▸ **GIVEN INSTRUCTION**: Repeat, exactly and completely, the material that follows. Omit the pictures.

▸ **LISTED ENTRIES**:
## start

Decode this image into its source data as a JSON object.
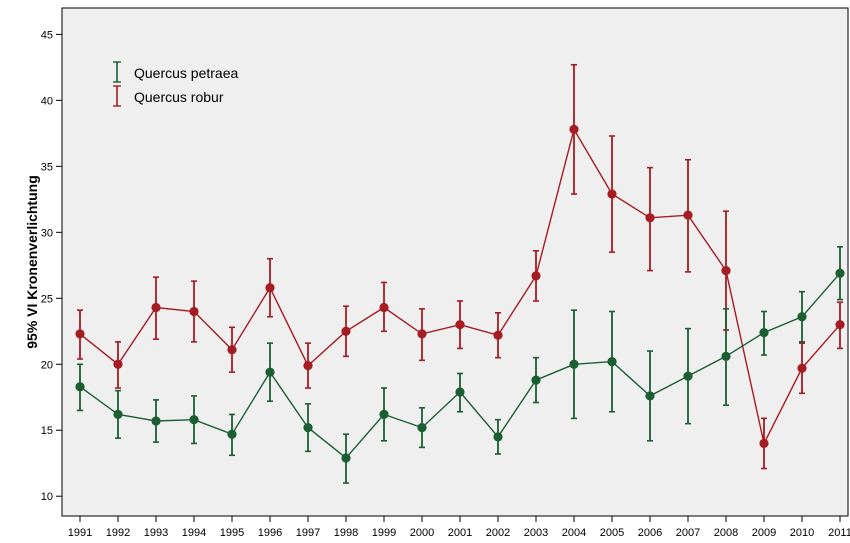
{
  "chart_data": {
    "type": "line",
    "title": "",
    "xlabel": "",
    "ylabel": "95% VI Kronenverlichtung",
    "x": [
      1991,
      1992,
      1993,
      1994,
      1995,
      1996,
      1997,
      1998,
      1999,
      2000,
      2001,
      2002,
      2003,
      2004,
      2005,
      2006,
      2007,
      2008,
      2009,
      2010,
      2011
    ],
    "ylim": [
      8.5,
      47
    ],
    "yticks": [
      10,
      15,
      20,
      25,
      30,
      35,
      40,
      45
    ],
    "grid": false,
    "legend_position": "top-left",
    "series": [
      {
        "name": "Quercus petraea",
        "color": "#1a5e32",
        "values": [
          18.3,
          16.2,
          15.7,
          15.8,
          14.7,
          19.4,
          15.2,
          12.9,
          16.2,
          15.2,
          17.9,
          14.5,
          18.8,
          20.0,
          20.2,
          17.6,
          19.1,
          20.6,
          22.4,
          23.6,
          26.9
        ],
        "upper": [
          20.0,
          18.0,
          17.3,
          17.6,
          16.2,
          21.6,
          17.0,
          14.7,
          18.2,
          16.7,
          19.3,
          15.8,
          20.5,
          24.1,
          24.0,
          21.0,
          22.7,
          24.2,
          24.0,
          25.5,
          28.9
        ],
        "lower": [
          16.5,
          14.4,
          14.1,
          14.0,
          13.1,
          17.2,
          13.4,
          11.0,
          14.2,
          13.7,
          16.4,
          13.2,
          17.1,
          15.9,
          16.4,
          14.2,
          15.5,
          16.9,
          20.7,
          21.7,
          24.9
        ]
      },
      {
        "name": "Quercus robur",
        "color": "#a51c22",
        "values": [
          22.3,
          20.0,
          24.3,
          24.0,
          21.1,
          25.8,
          19.9,
          22.5,
          24.3,
          22.3,
          23.0,
          22.2,
          26.7,
          37.8,
          32.9,
          31.1,
          31.3,
          27.1,
          14.0,
          19.7,
          23.0
        ],
        "upper": [
          24.1,
          21.7,
          26.6,
          26.3,
          22.8,
          28.0,
          21.6,
          24.4,
          26.2,
          24.2,
          24.8,
          23.9,
          28.6,
          42.7,
          37.3,
          34.9,
          35.5,
          31.6,
          15.9,
          21.6,
          24.7
        ],
        "lower": [
          20.4,
          18.2,
          21.9,
          21.7,
          19.4,
          23.6,
          18.2,
          20.6,
          22.5,
          20.3,
          21.2,
          20.5,
          24.8,
          32.9,
          28.5,
          27.1,
          27.0,
          22.6,
          12.1,
          17.8,
          21.2
        ]
      }
    ]
  }
}
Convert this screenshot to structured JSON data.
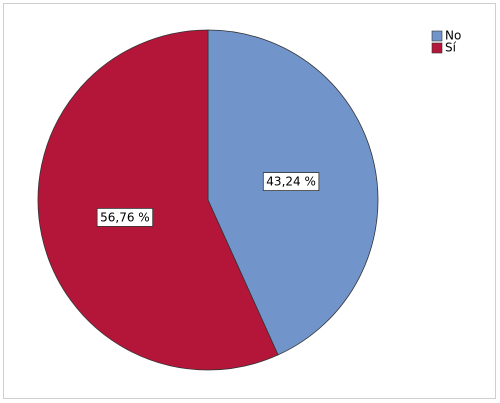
{
  "chart_data": {
    "type": "pie",
    "categories": [
      "No",
      "Sí"
    ],
    "values": [
      43.24,
      56.76
    ],
    "value_labels": [
      "43,24 %",
      "56,76 %"
    ],
    "colors": [
      "#7195cb",
      "#b41639"
    ],
    "legend": "top-right"
  }
}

## end

▸ **TASK OUTPUT**:
Decode this image into its source data as a JSON object.
{
  "chart_data": {
    "type": "line",
    "title": "",
    "xlabel": "",
    "ylabel": "95% VI Kronenverlichtung",
    "x": [
      1991,
      1992,
      1993,
      1994,
      1995,
      1996,
      1997,
      1998,
      1999,
      2000,
      2001,
      2002,
      2003,
      2004,
      2005,
      2006,
      2007,
      2008,
      2009,
      2010,
      2011
    ],
    "ylim": [
      8.5,
      47
    ],
    "yticks": [
      10,
      15,
      20,
      25,
      30,
      35,
      40,
      45
    ],
    "grid": false,
    "legend_position": "top-left",
    "series": [
      {
        "name": "Quercus petraea",
        "color": "#1a5e32",
        "values": [
          18.3,
          16.2,
          15.7,
          15.8,
          14.7,
          19.4,
          15.2,
          12.9,
          16.2,
          15.2,
          17.9,
          14.5,
          18.8,
          20.0,
          20.2,
          17.6,
          19.1,
          20.6,
          22.4,
          23.6,
          26.9
        ],
        "upper": [
          20.0,
          18.0,
          17.3,
          17.6,
          16.2,
          21.6,
          17.0,
          14.7,
          18.2,
          16.7,
          19.3,
          15.8,
          20.5,
          24.1,
          24.0,
          21.0,
          22.7,
          24.2,
          24.0,
          25.5,
          28.9
        ],
        "lower": [
          16.5,
          14.4,
          14.1,
          14.0,
          13.1,
          17.2,
          13.4,
          11.0,
          14.2,
          13.7,
          16.4,
          13.2,
          17.1,
          15.9,
          16.4,
          14.2,
          15.5,
          16.9,
          20.7,
          21.7,
          24.9
        ]
      },
      {
        "name": "Quercus robur",
        "color": "#a51c22",
        "values": [
          22.3,
          20.0,
          24.3,
          24.0,
          21.1,
          25.8,
          19.9,
          22.5,
          24.3,
          22.3,
          23.0,
          22.2,
          26.7,
          37.8,
          32.9,
          31.1,
          31.3,
          27.1,
          14.0,
          19.7,
          23.0
        ],
        "upper": [
          24.1,
          21.7,
          26.6,
          26.3,
          22.8,
          28.0,
          21.6,
          24.4,
          26.2,
          24.2,
          24.8,
          23.9,
          28.6,
          42.7,
          37.3,
          34.9,
          35.5,
          31.6,
          15.9,
          21.6,
          24.7
        ],
        "lower": [
          20.4,
          18.2,
          21.9,
          21.7,
          19.4,
          23.6,
          18.2,
          20.6,
          22.5,
          20.3,
          21.2,
          20.5,
          24.8,
          32.9,
          28.5,
          27.1,
          27.0,
          22.6,
          12.1,
          17.8,
          21.2
        ]
      }
    ]
  }
}
Convert this screenshot to structured JSON data.
{
  "chart_data": {
    "type": "pie",
    "categories": [
      "No",
      "Sí"
    ],
    "values": [
      43.24,
      56.76
    ],
    "value_labels": [
      "43,24 %",
      "56,76 %"
    ],
    "colors": [
      "#7195cb",
      "#b41639"
    ],
    "legend": "top-right"
  }
}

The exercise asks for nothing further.